**REQUIREMENTS**
Lines containing "this" are to be counted. Report the count alone.

* Start LISTED RECORDS *

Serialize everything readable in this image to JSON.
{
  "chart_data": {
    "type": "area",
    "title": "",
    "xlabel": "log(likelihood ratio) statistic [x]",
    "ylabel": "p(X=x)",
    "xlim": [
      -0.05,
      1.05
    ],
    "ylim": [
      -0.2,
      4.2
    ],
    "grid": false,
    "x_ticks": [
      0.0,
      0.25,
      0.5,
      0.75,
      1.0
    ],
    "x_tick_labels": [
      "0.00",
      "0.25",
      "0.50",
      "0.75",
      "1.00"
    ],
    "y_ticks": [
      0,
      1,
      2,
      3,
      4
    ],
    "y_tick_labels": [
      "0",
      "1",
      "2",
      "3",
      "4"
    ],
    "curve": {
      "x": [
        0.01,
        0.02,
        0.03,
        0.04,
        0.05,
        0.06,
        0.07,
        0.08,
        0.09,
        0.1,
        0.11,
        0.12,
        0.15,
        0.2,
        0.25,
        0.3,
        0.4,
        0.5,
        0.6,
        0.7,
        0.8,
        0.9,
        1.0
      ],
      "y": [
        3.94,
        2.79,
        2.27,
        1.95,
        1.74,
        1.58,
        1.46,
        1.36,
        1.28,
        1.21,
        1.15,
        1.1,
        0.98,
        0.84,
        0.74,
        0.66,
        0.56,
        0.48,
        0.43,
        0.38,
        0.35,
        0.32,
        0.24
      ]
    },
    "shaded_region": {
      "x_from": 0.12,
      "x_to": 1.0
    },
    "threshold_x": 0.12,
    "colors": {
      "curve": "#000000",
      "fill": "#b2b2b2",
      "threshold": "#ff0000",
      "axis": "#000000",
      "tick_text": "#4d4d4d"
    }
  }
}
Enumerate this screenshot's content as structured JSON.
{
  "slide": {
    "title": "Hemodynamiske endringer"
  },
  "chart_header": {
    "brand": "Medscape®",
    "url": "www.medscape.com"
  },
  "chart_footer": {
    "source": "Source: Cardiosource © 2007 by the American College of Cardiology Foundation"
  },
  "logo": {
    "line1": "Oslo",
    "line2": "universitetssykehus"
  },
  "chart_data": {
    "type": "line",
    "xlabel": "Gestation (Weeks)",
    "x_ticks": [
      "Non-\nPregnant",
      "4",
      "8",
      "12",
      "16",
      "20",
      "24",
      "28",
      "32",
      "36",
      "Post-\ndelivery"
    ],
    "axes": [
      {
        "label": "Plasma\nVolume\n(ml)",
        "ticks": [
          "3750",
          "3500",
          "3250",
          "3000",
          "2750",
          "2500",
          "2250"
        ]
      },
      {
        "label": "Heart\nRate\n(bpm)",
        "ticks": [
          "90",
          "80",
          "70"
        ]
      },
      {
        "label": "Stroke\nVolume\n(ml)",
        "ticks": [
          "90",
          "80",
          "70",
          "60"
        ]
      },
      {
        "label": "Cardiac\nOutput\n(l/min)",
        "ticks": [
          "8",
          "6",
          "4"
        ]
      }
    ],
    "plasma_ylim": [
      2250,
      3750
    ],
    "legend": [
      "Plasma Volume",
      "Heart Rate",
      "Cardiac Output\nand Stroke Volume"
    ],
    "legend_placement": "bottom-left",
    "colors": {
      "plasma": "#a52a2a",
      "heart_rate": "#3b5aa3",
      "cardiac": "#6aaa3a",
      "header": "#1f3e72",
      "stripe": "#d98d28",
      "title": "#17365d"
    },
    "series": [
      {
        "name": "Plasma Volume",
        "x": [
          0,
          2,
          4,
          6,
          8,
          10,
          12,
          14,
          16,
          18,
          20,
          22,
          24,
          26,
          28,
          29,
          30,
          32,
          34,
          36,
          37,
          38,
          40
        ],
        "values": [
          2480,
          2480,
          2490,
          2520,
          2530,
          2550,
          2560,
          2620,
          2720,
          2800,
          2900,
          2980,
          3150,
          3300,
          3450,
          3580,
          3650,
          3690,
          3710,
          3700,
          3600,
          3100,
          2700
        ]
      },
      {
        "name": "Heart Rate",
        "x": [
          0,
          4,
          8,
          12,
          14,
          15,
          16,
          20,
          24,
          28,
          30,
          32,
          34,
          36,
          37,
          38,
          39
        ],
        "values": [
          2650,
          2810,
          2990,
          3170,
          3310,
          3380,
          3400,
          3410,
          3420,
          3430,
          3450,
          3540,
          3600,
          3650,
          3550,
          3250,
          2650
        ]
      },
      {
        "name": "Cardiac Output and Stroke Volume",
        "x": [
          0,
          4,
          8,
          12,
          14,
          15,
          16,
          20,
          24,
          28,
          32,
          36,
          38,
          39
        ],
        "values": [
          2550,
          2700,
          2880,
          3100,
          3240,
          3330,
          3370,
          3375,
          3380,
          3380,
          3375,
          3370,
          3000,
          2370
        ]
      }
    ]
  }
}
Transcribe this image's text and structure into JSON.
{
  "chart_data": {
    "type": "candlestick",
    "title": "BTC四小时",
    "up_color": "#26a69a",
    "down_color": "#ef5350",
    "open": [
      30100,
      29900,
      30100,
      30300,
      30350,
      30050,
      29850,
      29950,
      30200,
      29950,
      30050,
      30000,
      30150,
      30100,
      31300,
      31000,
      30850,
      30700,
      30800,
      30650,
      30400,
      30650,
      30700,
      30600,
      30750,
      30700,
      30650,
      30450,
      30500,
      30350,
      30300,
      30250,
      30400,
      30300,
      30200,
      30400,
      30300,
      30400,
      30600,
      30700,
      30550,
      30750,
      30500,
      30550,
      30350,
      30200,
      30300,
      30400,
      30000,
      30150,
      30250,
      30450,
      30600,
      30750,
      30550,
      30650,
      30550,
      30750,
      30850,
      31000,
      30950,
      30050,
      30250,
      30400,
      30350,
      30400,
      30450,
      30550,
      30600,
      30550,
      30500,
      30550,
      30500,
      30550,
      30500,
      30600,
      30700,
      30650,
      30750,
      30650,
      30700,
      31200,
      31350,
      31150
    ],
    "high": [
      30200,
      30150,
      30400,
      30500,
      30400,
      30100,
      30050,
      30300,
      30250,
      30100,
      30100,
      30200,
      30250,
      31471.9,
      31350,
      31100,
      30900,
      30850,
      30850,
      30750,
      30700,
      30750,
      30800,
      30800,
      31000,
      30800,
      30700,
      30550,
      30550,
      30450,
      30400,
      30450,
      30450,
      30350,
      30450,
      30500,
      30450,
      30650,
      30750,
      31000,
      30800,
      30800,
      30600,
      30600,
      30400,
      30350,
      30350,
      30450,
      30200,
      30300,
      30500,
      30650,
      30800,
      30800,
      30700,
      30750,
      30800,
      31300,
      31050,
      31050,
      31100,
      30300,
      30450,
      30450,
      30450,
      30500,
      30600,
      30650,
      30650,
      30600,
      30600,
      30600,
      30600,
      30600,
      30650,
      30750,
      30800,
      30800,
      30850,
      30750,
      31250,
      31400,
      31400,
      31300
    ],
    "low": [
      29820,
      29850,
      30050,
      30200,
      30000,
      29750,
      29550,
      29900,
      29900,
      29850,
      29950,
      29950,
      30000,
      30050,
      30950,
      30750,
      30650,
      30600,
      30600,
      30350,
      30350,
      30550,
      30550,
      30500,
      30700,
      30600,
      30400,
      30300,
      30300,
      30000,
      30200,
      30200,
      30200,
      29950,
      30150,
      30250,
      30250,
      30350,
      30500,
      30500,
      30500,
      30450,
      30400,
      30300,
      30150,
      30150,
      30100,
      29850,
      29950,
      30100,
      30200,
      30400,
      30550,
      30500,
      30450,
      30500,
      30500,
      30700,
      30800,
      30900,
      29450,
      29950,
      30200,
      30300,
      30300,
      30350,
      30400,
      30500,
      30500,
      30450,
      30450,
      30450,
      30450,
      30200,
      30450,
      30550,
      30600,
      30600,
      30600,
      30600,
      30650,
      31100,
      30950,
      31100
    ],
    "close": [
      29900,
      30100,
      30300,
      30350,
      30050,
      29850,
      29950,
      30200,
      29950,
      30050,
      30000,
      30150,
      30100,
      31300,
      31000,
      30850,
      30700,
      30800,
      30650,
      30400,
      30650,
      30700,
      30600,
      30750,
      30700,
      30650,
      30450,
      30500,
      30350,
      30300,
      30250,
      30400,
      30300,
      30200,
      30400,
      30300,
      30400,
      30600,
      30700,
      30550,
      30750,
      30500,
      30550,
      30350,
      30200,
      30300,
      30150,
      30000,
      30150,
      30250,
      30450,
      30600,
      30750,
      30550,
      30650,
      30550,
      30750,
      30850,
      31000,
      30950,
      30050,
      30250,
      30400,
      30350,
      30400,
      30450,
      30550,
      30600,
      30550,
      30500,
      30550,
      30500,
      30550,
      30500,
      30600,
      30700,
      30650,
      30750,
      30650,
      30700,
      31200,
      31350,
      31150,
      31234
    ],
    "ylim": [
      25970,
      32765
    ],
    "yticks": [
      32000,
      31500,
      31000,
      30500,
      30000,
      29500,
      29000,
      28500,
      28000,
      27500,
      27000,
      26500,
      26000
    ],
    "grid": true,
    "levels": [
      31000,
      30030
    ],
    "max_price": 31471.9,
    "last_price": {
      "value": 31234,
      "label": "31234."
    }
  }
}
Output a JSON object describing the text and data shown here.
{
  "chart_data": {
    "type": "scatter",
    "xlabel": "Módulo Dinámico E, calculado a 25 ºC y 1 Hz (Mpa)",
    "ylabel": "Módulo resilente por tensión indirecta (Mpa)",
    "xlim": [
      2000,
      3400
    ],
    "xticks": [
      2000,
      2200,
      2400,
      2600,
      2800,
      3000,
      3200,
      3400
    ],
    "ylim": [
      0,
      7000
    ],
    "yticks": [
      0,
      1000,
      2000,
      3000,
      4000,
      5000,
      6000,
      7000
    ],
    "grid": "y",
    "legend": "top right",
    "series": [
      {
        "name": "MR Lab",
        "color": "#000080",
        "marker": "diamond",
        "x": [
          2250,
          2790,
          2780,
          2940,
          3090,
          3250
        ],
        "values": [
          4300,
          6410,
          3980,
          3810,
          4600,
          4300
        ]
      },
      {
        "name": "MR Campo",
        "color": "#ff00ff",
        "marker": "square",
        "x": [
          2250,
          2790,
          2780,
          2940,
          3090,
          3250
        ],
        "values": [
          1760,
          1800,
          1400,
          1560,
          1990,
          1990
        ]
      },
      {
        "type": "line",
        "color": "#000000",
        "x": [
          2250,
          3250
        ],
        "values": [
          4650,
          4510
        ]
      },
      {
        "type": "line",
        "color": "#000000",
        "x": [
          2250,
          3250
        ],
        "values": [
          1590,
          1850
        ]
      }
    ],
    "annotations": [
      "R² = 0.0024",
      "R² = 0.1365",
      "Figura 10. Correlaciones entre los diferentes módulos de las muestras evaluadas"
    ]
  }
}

* End LISTED RECORDS *

**RESPONSE TO THE EXERCISE**
3